• [Provided records]
□ □ □ □ □
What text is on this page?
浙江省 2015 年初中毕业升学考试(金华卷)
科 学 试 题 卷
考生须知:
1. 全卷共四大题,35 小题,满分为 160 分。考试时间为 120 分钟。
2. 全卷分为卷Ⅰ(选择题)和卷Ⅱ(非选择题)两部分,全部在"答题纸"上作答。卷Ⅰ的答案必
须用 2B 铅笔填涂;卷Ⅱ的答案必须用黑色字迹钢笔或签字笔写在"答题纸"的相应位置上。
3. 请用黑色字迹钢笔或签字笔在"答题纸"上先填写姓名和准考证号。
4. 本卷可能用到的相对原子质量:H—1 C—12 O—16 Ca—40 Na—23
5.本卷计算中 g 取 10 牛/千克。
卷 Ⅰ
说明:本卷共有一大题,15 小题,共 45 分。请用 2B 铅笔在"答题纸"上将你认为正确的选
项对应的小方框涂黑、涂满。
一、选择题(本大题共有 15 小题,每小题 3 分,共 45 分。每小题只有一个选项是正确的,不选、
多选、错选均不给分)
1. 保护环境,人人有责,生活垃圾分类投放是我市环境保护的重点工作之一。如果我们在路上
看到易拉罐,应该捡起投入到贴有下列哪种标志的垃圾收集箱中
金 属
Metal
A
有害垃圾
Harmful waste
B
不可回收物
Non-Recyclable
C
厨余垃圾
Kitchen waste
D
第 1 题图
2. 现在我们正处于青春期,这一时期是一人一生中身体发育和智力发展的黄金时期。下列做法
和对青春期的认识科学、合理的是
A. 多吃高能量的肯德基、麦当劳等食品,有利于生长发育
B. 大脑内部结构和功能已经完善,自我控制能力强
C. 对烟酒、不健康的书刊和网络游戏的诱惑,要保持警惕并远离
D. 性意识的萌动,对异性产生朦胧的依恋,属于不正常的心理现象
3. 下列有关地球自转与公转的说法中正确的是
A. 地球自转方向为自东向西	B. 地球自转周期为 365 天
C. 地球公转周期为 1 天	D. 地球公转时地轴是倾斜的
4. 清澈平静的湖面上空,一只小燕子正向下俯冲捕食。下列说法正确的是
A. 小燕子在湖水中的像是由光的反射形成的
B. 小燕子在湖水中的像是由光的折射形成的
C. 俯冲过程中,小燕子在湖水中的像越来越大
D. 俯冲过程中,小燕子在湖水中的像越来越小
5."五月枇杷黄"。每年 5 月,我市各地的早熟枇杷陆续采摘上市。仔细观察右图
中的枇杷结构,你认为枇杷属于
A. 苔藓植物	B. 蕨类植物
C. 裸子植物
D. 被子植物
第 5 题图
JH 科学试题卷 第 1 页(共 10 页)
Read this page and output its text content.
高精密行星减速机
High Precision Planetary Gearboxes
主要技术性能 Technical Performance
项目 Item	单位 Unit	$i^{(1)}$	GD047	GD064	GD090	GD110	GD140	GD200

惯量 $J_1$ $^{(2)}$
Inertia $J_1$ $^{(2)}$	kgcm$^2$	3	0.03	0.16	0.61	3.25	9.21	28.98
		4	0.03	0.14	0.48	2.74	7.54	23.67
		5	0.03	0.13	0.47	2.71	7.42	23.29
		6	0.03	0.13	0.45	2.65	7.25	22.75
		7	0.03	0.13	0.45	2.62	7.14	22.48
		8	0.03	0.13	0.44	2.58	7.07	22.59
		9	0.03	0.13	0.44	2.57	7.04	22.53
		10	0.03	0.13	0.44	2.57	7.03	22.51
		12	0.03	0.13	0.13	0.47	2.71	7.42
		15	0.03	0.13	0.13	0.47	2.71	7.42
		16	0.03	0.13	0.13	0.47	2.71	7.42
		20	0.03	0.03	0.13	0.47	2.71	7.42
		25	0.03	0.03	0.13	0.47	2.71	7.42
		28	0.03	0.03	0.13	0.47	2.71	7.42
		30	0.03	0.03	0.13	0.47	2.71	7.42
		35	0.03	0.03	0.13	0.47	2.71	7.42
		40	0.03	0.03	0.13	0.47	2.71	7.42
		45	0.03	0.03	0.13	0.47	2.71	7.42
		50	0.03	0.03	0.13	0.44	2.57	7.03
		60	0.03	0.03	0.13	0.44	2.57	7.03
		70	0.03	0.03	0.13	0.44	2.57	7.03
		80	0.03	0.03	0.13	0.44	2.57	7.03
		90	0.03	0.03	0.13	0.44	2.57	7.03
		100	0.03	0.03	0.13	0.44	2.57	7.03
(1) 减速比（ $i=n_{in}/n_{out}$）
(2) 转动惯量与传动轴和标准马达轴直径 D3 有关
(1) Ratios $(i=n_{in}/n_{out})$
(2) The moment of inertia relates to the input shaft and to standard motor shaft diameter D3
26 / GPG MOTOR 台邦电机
□ □ □ □ □
• [Exercise requirements]
Each entry is to be returned in full, character for character.

• [Task answer]
What text is on this page?
浙江省 2015 年初中毕业升学考试(金华卷)
科 学 试 题 卷
考生须知:
1. 全卷共四大题,35 小题,满分为 160 分。考试时间为 120 分钟。
2. 全卷分为卷Ⅰ(选择题)和卷Ⅱ(非选择题)两部分,全部在"答题纸"上作答。卷Ⅰ的答案必
须用 2B 铅笔填涂;卷Ⅱ的答案必须用黑色字迹钢笔或签字笔写在"答题纸"的相应位置上。
3. 请用黑色字迹钢笔或签字笔在"答题纸"上先填写姓名和准考证号。
4. 本卷可能用到的相对原子质量:H—1 C—12 O—16 Ca—40 Na—23
5.本卷计算中 g 取 10 牛/千克。
卷 Ⅰ
说明:本卷共有一大题,15 小题,共 45 分。请用 2B 铅笔在"答题纸"上将你认为正确的选
项对应的小方框涂黑、涂满。
一、选择题(本大题共有 15 小题,每小题 3 分,共 45 分。每小题只有一个选项是正确的,不选、
多选、错选均不给分)
1. 保护环境,人人有责,生活垃圾分类投放是我市环境保护的重点工作之一。如果我们在路上
看到易拉罐,应该捡起投入到贴有下列哪种标志的垃圾收集箱中
金 属
Metal
A
有害垃圾
Harmful waste
B
不可回收物
Non-Recyclable
C
厨余垃圾
Kitchen waste
D
第 1 题图
2. 现在我们正处于青春期,这一时期是一人一生中身体发育和智力发展的黄金时期。下列做法
和对青春期的认识科学、合理的是
A. 多吃高能量的肯德基、麦当劳等食品,有利于生长发育
B. 大脑内部结构和功能已经完善,自我控制能力强
C. 对烟酒、不健康的书刊和网络游戏的诱惑,要保持警惕并远离
D. 性意识的萌动,对异性产生朦胧的依恋,属于不正常的心理现象
3. 下列有关地球自转与公转的说法中正确的是
A. 地球自转方向为自东向西	B. 地球自转周期为 365 天
C. 地球公转周期为 1 天	D. 地球公转时地轴是倾斜的
4. 清澈平静的湖面上空,一只小燕子正向下俯冲捕食。下列说法正确的是
A. 小燕子在湖水中的像是由光的反射形成的
B. 小燕子在湖水中的像是由光的折射形成的
C. 俯冲过程中,小燕子在湖水中的像越来越大
D. 俯冲过程中,小燕子在湖水中的像越来越小
5."五月枇杷黄"。每年 5 月,我市各地的早熟枇杷陆续采摘上市。仔细观察右图
中的枇杷结构,你认为枇杷属于
A. 苔藓植物	B. 蕨类植物
C. 裸子植物
D. 被子植物
第 5 题图
JH 科学试题卷 第 1 页(共 10 页)
Read this page and output its text content.
高精密行星减速机
High Precision Planetary Gearboxes
主要技术性能 Technical Performance
项目 Item	单位 Unit	$i^{(1)}$	GD047	GD064	GD090	GD110	GD140	GD200

惯量 $J_1$ $^{(2)}$
Inertia $J_1$ $^{(2)}$	kgcm$^2$	3	0.03	0.16	0.61	3.25	9.21	28.98
		4	0.03	0.14	0.48	2.74	7.54	23.67
		5	0.03	0.13	0.47	2.71	7.42	23.29
		6	0.03	0.13	0.45	2.65	7.25	22.75
		7	0.03	0.13	0.45	2.62	7.14	22.48
		8	0.03	0.13	0.44	2.58	7.07	22.59
		9	0.03	0.13	0.44	2.57	7.04	22.53
		10	0.03	0.13	0.44	2.57	7.03	22.51
		12	0.03	0.13	0.13	0.47	2.71	7.42
		15	0.03	0.13	0.13	0.47	2.71	7.42
		16	0.03	0.13	0.13	0.47	2.71	7.42
		20	0.03	0.03	0.13	0.47	2.71	7.42
		25	0.03	0.03	0.13	0.47	2.71	7.42
		28	0.03	0.03	0.13	0.47	2.71	7.42
		30	0.03	0.03	0.13	0.47	2.71	7.42
		35	0.03	0.03	0.13	0.47	2.71	7.42
		40	0.03	0.03	0.13	0.47	2.71	7.42
		45	0.03	0.03	0.13	0.47	2.71	7.42
		50	0.03	0.03	0.13	0.44	2.57	7.03
		60	0.03	0.03	0.13	0.44	2.57	7.03
		70	0.03	0.03	0.13	0.44	2.57	7.03
		80	0.03	0.03	0.13	0.44	2.57	7.03
		90	0.03	0.03	0.13	0.44	2.57	7.03
		100	0.03	0.03	0.13	0.44	2.57	7.03
(1) 减速比（ $i=n_{in}/n_{out}$）
(2) 转动惯量与传动轴和标准马达轴直径 D3 有关
(1) Ratios $(i=n_{in}/n_{out})$
(2) The moment of inertia relates to the input shaft and to standard motor shaft diameter D3
26 / GPG MOTOR 台邦电机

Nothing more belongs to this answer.